(Raw records)
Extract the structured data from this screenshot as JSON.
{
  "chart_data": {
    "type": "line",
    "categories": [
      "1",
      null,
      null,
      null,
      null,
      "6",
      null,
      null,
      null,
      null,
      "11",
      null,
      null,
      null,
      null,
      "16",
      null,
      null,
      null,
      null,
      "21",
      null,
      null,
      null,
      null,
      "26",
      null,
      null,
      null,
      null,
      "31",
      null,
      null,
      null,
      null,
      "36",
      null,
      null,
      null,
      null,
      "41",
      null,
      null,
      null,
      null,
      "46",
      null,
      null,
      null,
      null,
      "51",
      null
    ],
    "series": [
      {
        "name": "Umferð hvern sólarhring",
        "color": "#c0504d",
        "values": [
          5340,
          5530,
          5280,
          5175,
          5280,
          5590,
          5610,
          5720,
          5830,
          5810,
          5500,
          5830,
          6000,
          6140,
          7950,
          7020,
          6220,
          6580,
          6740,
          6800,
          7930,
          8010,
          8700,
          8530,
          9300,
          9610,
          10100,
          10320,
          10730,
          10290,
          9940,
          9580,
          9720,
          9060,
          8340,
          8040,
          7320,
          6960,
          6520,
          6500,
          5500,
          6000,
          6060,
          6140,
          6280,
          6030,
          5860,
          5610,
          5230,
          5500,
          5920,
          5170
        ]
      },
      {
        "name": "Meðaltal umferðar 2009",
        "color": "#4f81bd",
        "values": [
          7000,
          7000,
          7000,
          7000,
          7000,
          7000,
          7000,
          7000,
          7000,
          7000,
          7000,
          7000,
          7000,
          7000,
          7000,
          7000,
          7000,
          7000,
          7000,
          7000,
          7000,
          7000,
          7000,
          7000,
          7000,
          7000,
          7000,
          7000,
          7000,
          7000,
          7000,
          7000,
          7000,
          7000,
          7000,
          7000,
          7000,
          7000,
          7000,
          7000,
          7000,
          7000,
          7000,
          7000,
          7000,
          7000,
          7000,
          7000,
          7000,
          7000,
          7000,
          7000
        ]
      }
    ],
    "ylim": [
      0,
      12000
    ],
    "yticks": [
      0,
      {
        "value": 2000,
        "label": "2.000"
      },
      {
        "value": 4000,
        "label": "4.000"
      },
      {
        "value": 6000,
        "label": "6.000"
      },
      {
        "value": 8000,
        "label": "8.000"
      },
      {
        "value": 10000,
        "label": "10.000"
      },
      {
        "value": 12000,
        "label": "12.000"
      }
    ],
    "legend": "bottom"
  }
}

Stated exercise:
Show every line where the string "label" appears.

Exercise response:
        "label": "2.000"
        "label": "4.000"
        "label": "6.000"
        "label": "8.000"
        "label": "10.000"
        "label": "12.000"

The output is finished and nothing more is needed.